(Requirements) Type the records out again in full, exactly.
* start Available data *
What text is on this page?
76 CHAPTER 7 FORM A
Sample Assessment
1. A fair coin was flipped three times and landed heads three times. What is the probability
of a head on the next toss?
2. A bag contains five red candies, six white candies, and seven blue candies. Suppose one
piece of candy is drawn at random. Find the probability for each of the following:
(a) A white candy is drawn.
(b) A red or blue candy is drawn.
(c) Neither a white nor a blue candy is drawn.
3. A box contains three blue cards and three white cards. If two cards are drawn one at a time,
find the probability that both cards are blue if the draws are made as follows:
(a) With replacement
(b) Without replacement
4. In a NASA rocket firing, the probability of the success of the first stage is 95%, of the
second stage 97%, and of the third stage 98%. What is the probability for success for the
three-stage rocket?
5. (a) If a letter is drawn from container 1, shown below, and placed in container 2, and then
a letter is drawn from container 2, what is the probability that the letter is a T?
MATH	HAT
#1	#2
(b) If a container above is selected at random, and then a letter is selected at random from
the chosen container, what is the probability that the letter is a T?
* end Available data *
(Solution for this exercise)
What text is on this page?
76 CHAPTER 7 FORM A
Sample Assessment
1. A fair coin was flipped three times and landed heads three times. What is the probability
of a head on the next toss?
2. A bag contains five red candies, six white candies, and seven blue candies. Suppose one
piece of candy is drawn at random. Find the probability for each of the following:
(a) A white candy is drawn.
(b) A red or blue candy is drawn.
(c) Neither a white nor a blue candy is drawn.
3. A box contains three blue cards and three white cards. If two cards are drawn one at a time,
find the probability that both cards are blue if the draws are made as follows:
(a) With replacement
(b) Without replacement
4. In a NASA rocket firing, the probability of the success of the first stage is 95%, of the
second stage 97%, and of the third stage 98%. What is the probability for success for the
three-stage rocket?
5. (a) If a letter is drawn from container 1, shown below, and placed in container 2, and then
a letter is drawn from container 2, what is the probability that the letter is a T?
MATH	HAT
#1	#2
(b) If a container above is selected at random, and then a letter is selected at random from
the chosen container, what is the probability that the letter is a T?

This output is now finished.